* BEGIN Extract *

Data stuff is best explained with data. We’ll go through many methods with a dataset from The World Bank that tells us how many people lived in cities (i.e. urban population) in which year in which country. I found a download option on the site and clicked on “Excel” to download the Excel file. I then uploaded this file to Google Sheets.

These little help boxes explain to you how to get something done. It explains formulas and methods in Google Sheets. But everything I’ll explain in the following article should work with LibreOffice Calc, Excel or any other spreadsheet software.


Prepare the file

Alright, let’s start! We’ll make sure the file is well prepared before we actually touch the data:

1. Look at the data & understand it

The first thing you should do before changing anything in the data is to look at it. Let’s do that:

When you download an Excel file, it often has multiple sheets. Our data set has three of them, as seen on the bottom: “Data”, “Metadata – Countries” and “Metadata – Indicators”. Look through all of your sheets and make sure you understand what you’re seeing there. Do the headers, file name and/or data itself indicates that you downloaded the right file? Are there footnotes? What do they tell you? Maybe that you’re dealing with lots of estimates? (Does that maybe mean that you need to look for other data?) If you don’t find notes in the data, make sure you look for them on the website of your source.

Our example data seems fine. There are no estimates we need to worry about. And we get a nice explanation of “Urban population” in the “Metadata – Indicators”, beginning with “Urban population refers to people living in urban areas as defined by national statistical offices…” Awesome! That’s something we can mention in our chart later on.

* END Extract *
* BEGIN Data section *

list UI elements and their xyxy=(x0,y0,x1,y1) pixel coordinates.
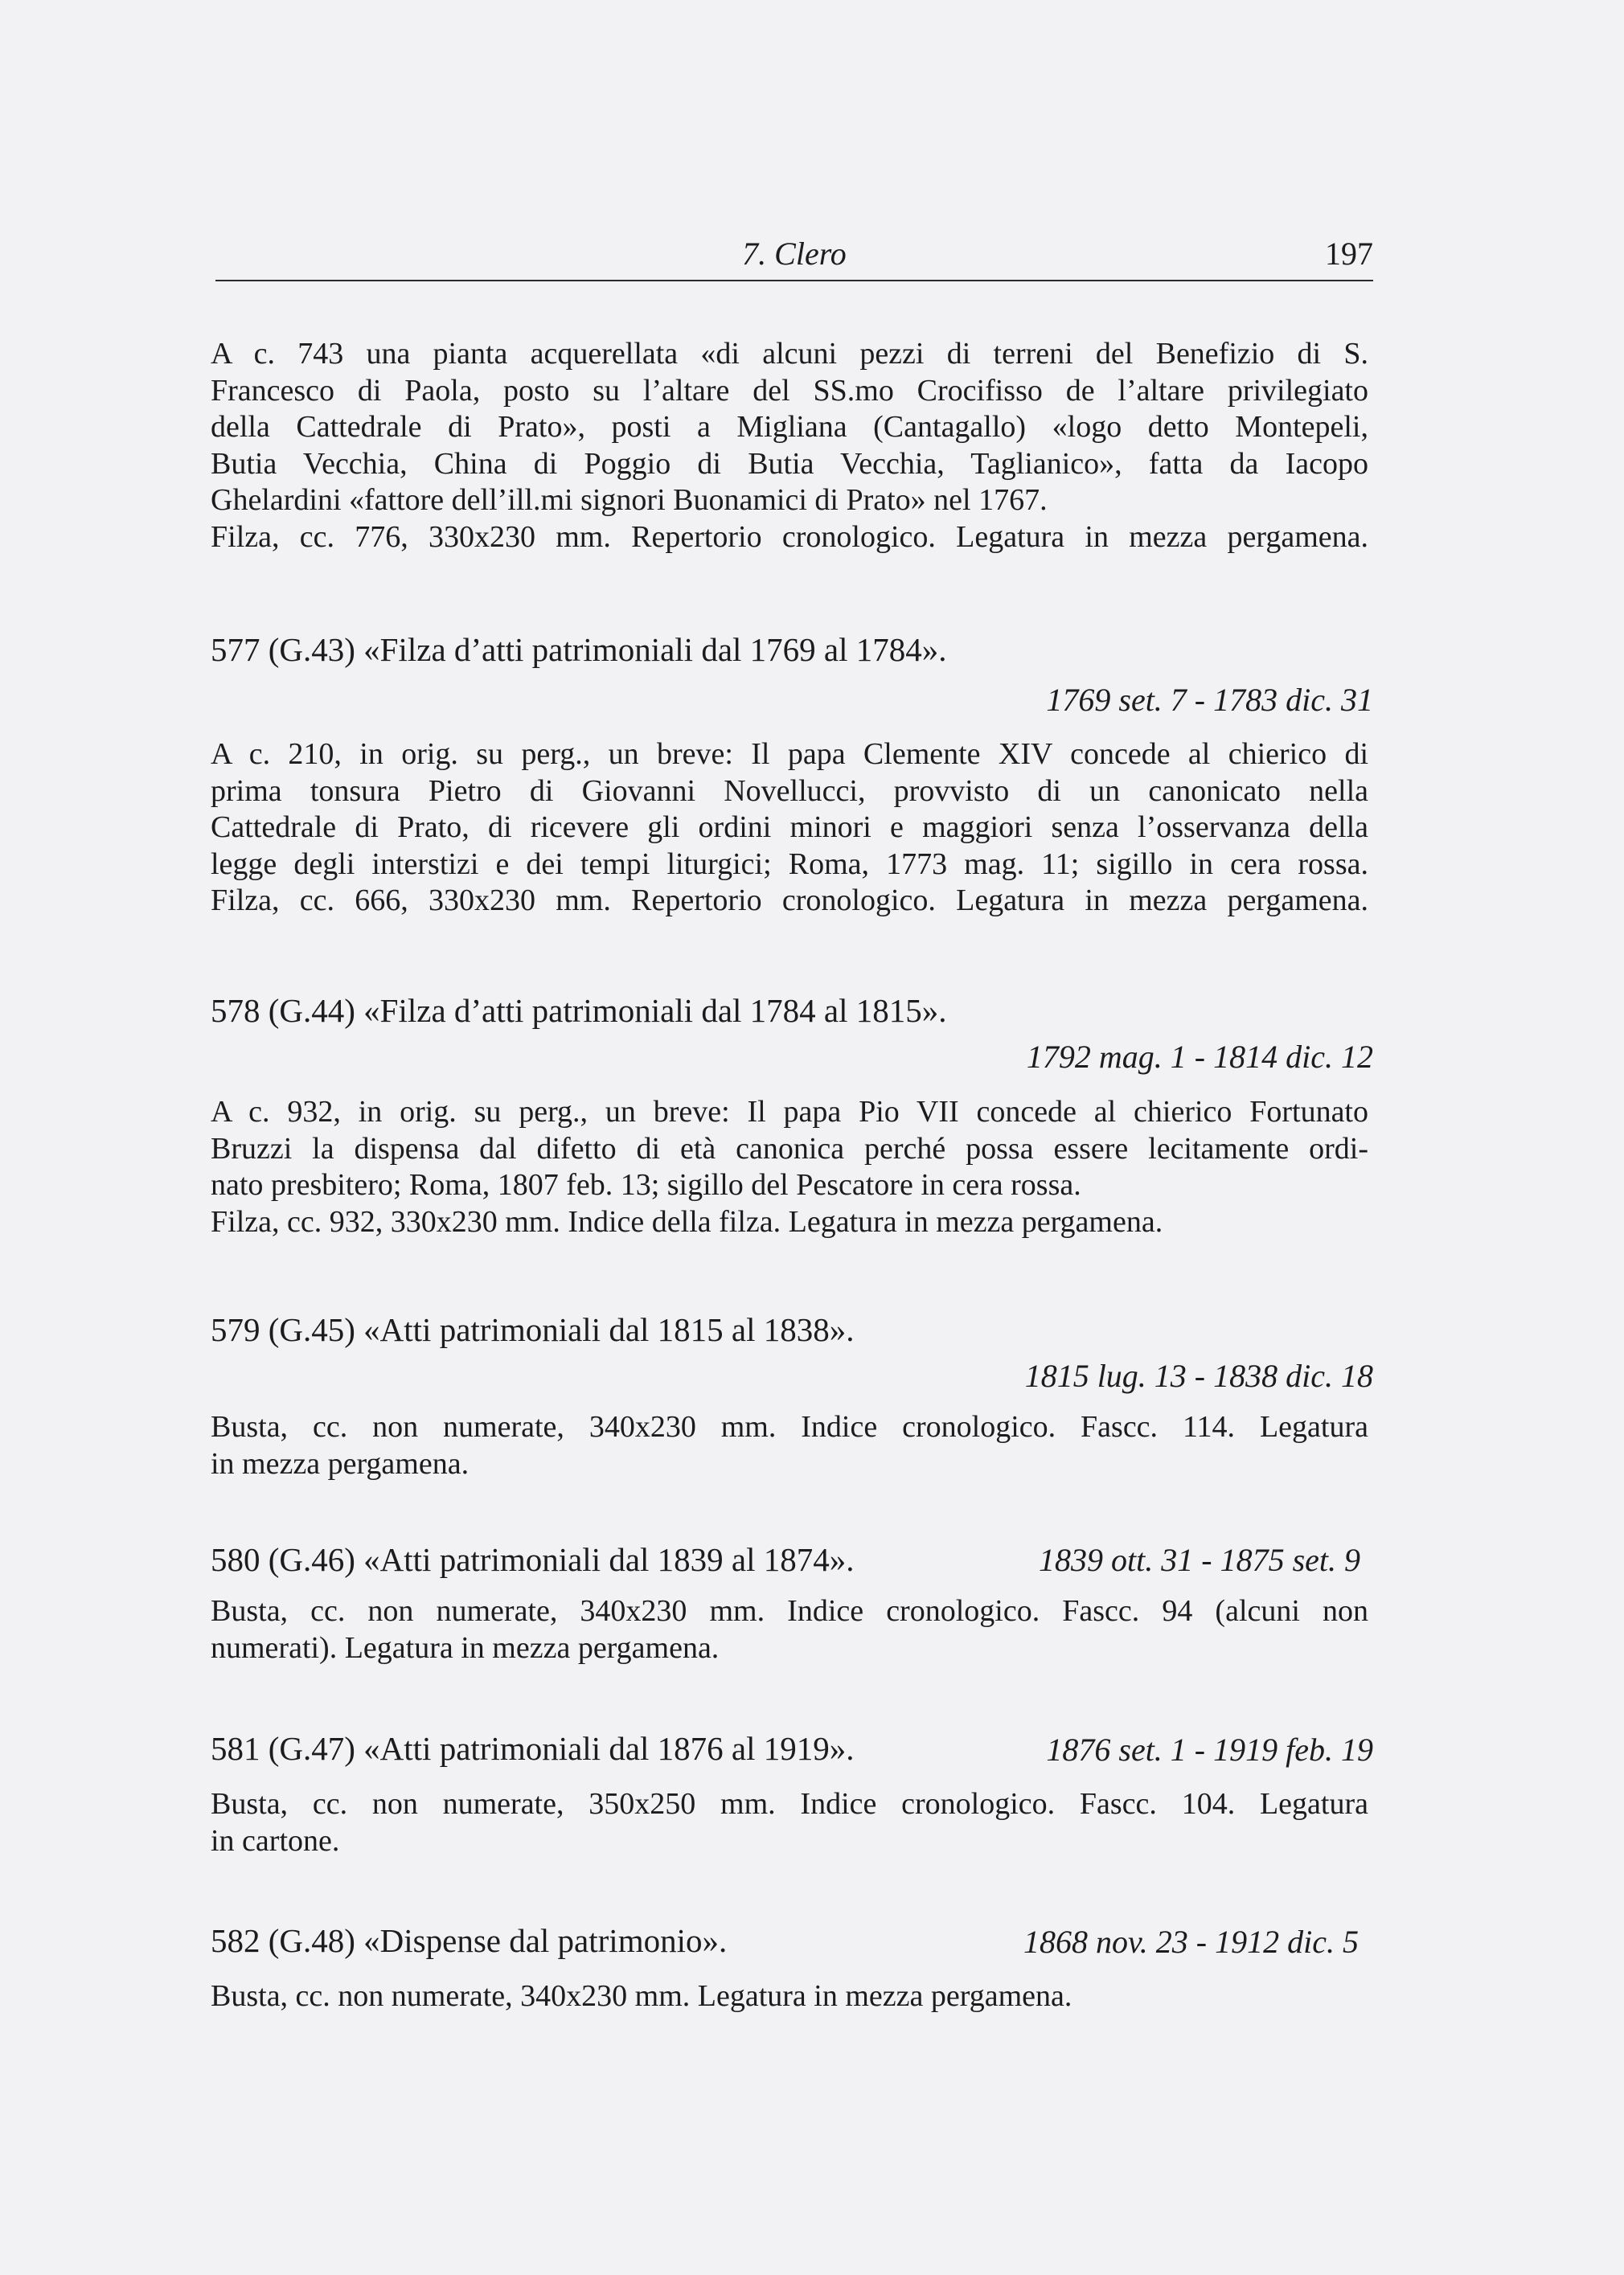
entry-title: 582 (G.48) «Dispense dal patrimonio». xyxy=(211,1922,728,1959)
text-line: A c. 210, in orig. su perg., un breve: Il papa Clemente XIV concede al chierico di xyxy=(211,737,1368,771)
entry-date: 1876 set. 1 - 1919 feb. 19 xyxy=(1046,1732,1373,1768)
text-line: Busta, cc. non numerate, 340x230 mm. Indice cronologico. Fascc. 94 (alcuni non xyxy=(211,1594,1368,1628)
text-line: A c. 932, in orig. su perg., un breve: Il papa Pio VII concede al chierico Fortunato xyxy=(211,1095,1368,1129)
intro-paragraph xyxy=(211,336,1368,555)
running-header xyxy=(215,235,1373,280)
text-line: nato presbitero; Roma, 1807 feb. 13; sigillo del Pescatore in cera rossa. xyxy=(211,1168,1081,1202)
entry-date: 1792 mag. 1 - 1814 dic. 12 xyxy=(1026,1039,1373,1075)
entry-title: 580 (G.46) «Atti patrimoniali dal 1839 al 1874». xyxy=(211,1541,855,1578)
text-line: A c. 743 una pianta acquerellata «di alcuni pezzi di terreni del Benefizio di S. xyxy=(211,337,1368,371)
text-line: Busta, cc. non numerate, 340x230 mm. Indice cronologico. Fascc. 114. Legatura xyxy=(211,1410,1368,1444)
text-line: Filza, cc. 666, 330x230 mm. Repertorio cronologico. Legatura in mezza pergamena. xyxy=(211,883,1368,917)
text-line: in mezza pergamena. xyxy=(211,1446,470,1481)
entry-title: 578 (G.44) «Filza d’atti patrimoniali dal 1784 al 1815». xyxy=(211,992,947,1029)
entry-description xyxy=(211,1094,1368,1240)
header-rule xyxy=(215,280,1373,281)
text-line: Cattedrale di Prato, di ricevere gli ordini minori e maggiori senza l’osservanza della xyxy=(211,810,1368,844)
text-line: prima tonsura Pietro di Giovanni Novellucci, provvisto di un canonicato nella xyxy=(211,773,1368,808)
text-line: Busta, cc. non numerate, 350x250 mm. Indice cronologico. Fascc. 104. Legatura xyxy=(211,1787,1368,1821)
entry-description xyxy=(211,1978,1368,2015)
text-line: della Cattedrale di Prato», posti a Migliana (Cantagallo) «logo detto Montepeli, xyxy=(211,410,1368,444)
text-line: legge degli interstizi e dei tempi liturgici; Roma, 1773 mag. 11; sigillo in cera rossa. xyxy=(211,846,1368,881)
text-line: Butia Vecchia, China di Poggio di Butia Vecchia, Taglianico», fatta da Iacopo xyxy=(211,446,1368,481)
entry-title: 579 (G.45) «Atti patrimoniali dal 1815 al 1838». xyxy=(211,1311,855,1348)
text-line: Filza, cc. 932, 330x230 mm. Indice della filza. Legatura in mezza pergamena. xyxy=(211,1204,1163,1239)
entry-title: 577 (G.43) «Filza d’atti patrimoniali dal 1769 al 1784». xyxy=(211,631,947,668)
text-line: numerati). Legatura in mezza pergamena. xyxy=(211,1630,720,1665)
entry-description xyxy=(211,1409,1368,1482)
entry-description xyxy=(211,1593,1368,1666)
text-line: Ghelardini «fattore dell’ill.mi signori Buonamici di Prato» nel 1767. xyxy=(211,483,1048,517)
text-line: Bruzzi la dispensa dal difetto di età canonica perché possa essere lecitamente ordi- xyxy=(211,1131,1368,1166)
entry-date: 1839 ott. 31 - 1875 set. 9 xyxy=(1039,1542,1360,1578)
entry-date: 1868 nov. 23 - 1912 dic. 5 xyxy=(1023,1924,1359,1960)
text-line: Filza, cc. 776, 330x230 mm. Repertorio cronologico. Legatura in mezza pergamena. xyxy=(211,519,1368,554)
entry-description xyxy=(211,1786,1368,1859)
text-line: Busta, cc. non numerate, 340x230 mm. Legatura in mezza pergamena. xyxy=(211,1979,1072,2013)
text-line: in cartone. xyxy=(211,1823,340,1858)
section-title: 7. Clero xyxy=(742,236,847,272)
entry-title: 581 (G.47) «Atti patrimoniali dal 1876 al 1919». xyxy=(211,1730,855,1767)
entry-description xyxy=(211,736,1368,920)
page-number: 197 xyxy=(1325,236,1373,272)
text-line: Francesco di Paola, posto su l’altare del SS.mo Crocifisso de l’altare privilegiato xyxy=(211,373,1368,408)
entry-date: 1815 lug. 13 - 1838 dic. 18 xyxy=(1024,1358,1373,1394)
entry-date: 1769 set. 7 - 1783 dic. 31 xyxy=(1046,682,1373,718)
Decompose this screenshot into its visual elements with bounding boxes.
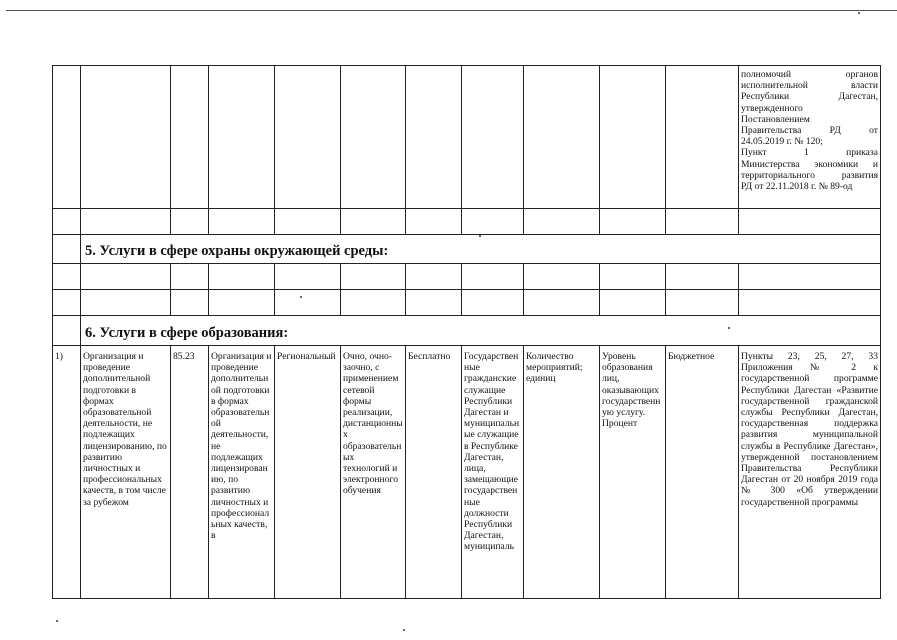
cell-quality: Уровень образования лиц, оказывающих государственную услугу. Процент [600, 346, 666, 599]
basis-line: утвержденного [741, 102, 803, 114]
scan-speck [403, 629, 405, 631]
cell-description: Организация и проведение дополнительной подготовки в формах образовательной деятельности, не подлежащих лицензированию, по развитию личностных и профессиональных качеств, в [209, 346, 275, 599]
cell-form [341, 66, 406, 209]
cell-num: 1) [53, 346, 81, 599]
table-row-empty [53, 290, 881, 316]
cell-funding: Бюджетное [666, 346, 739, 599]
section-5-title: 5. Услуги в сфере охраны окружающей среды: [81, 235, 881, 264]
services-table [52, 65, 881, 599]
basis-line: полномочий органов [741, 69, 878, 80]
cell-num [53, 66, 81, 209]
basis-line: территориального развития [741, 169, 878, 181]
cell-volume: Количество мероприятий; единиц [524, 346, 600, 599]
cell-recipients: Государственные гражданские служащие Республики Дагестан и муниципальные служащие в Республике Дагестан, лица, замещающие государственные должности Республики Дагестан, муниципаль [462, 346, 524, 599]
scan-speck [300, 296, 302, 298]
table-row [53, 346, 881, 599]
scan-speck [858, 12, 860, 14]
cell-legal-basis [739, 66, 881, 209]
basis-line: РД от 22.11.2018 г. № 89-од [741, 181, 853, 193]
basis-line: Правительства РД от [741, 125, 878, 137]
table-row-continuation [53, 66, 881, 209]
cell-level: Региональный [275, 346, 341, 599]
basis-line: Министерства экономики и [741, 158, 878, 170]
cell-code [171, 66, 209, 209]
section-heading-row [53, 235, 881, 264]
section-6-title: 6. Услуги в сфере образования: [81, 316, 881, 346]
basis-line: исполнительной власти [741, 80, 878, 92]
cell-volume [524, 66, 600, 209]
scan-speck [479, 235, 481, 237]
cell-description [209, 66, 275, 209]
cell-funding [666, 66, 739, 209]
table-row-empty [53, 209, 881, 235]
page-top-rule [6, 10, 897, 11]
scan-speck [728, 327, 730, 329]
basis-line: 24.05.2019 г. № 120; [741, 136, 823, 148]
section-heading-row [53, 316, 881, 346]
cell-legal-basis: Пункты 23, 25, 27, 33 Приложения № 2 к государственной программе Республики Дагестан «Развитие государственной гражданской службы Республики Дагестан, государственная поддержка развития муниципальной службы в Республике Дагестан», утвержденной постановлением Правительства Республики Дагестан от 20 ноября 2019 года № 300 «Об утверждении государственной программы [739, 346, 881, 599]
cell-payment [406, 66, 462, 209]
basis-line: Республики Дагестан, [741, 91, 878, 103]
table-row-empty [53, 264, 881, 290]
cell-level [275, 66, 341, 209]
cell-quality [600, 66, 666, 209]
cell-code: 85.23 [171, 346, 209, 599]
cell-name [81, 66, 171, 209]
cell-name: Организация и проведение дополнительной подготовки в формах образовательной деятельности, не подлежащих лицензированию, по развитию личностных и профессиональных качеств, в том числе за рубежом [81, 346, 171, 599]
basis-line: Постановлением [741, 113, 810, 125]
cell-recipients [462, 66, 524, 209]
scan-speck [56, 620, 58, 622]
cell-payment: Бесплатно [406, 346, 462, 599]
cell-form: Очно, очно-заочно, с применением сетевой формы реализации, дистанционных образовательных технологий и электронного обучения [341, 346, 406, 599]
basis-line: Пункт 1 приказа [741, 147, 878, 159]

* END Data section *

__Exercise tasks__.
(1) According to the data-preparation extract, what are the names of the three sheets in the downloaded Excel file?
(2) Copy verbatim the records from the line with "cell-quality: Уровень образования" up to and including the line with "basis-line: Правительства РД".
The text and the records have nothing to do with each other.

__Exercise solutions__.
(1) "Data", "Metadata – Countries" and "Metadata – Indicators".

(2)
cell-quality: Уровень образования лиц, оказывающих государственную услугу. Процент [600, 346, 666, 599]
basis-line: утвержденного [741, 102, 803, 114]
scan-speck [403, 629, 405, 631]
cell-description: Организация и проведение дополнительной подготовки в формах образовательной деятельности, не подлежащих лицензированию, по развитию личностных и профессиональных качеств, в [209, 346, 275, 599]
cell-form [341, 66, 406, 209]
cell-num: 1) [53, 346, 81, 599]
table-row-empty [53, 290, 881, 316]
cell-funding: Бюджетное [666, 346, 739, 599]
section-5-title: 5. Услуги в сфере охраны окружающей среды: [81, 235, 881, 264]
services-table [52, 65, 881, 599]
basis-line: полномочий органов [741, 69, 878, 80]
cell-num [53, 66, 81, 209]
basis-line: территориального развития [741, 169, 878, 181]
cell-volume: Количество мероприятий; единиц [524, 346, 600, 599]
cell-recipients: Государственные гражданские служащие Республики Дагестан и муниципальные служащие в Республике Дагестан, лица, замещающие государственные должности Республики Дагестан, муниципаль [462, 346, 524, 599]
scan-speck [300, 296, 302, 298]
table-row [53, 346, 881, 599]
scan-speck [858, 12, 860, 14]
cell-legal-basis [739, 66, 881, 209]
basis-line: РД от 22.11.2018 г. № 89-од [741, 181, 853, 193]
basis-line: Правительства РД от [741, 125, 878, 137]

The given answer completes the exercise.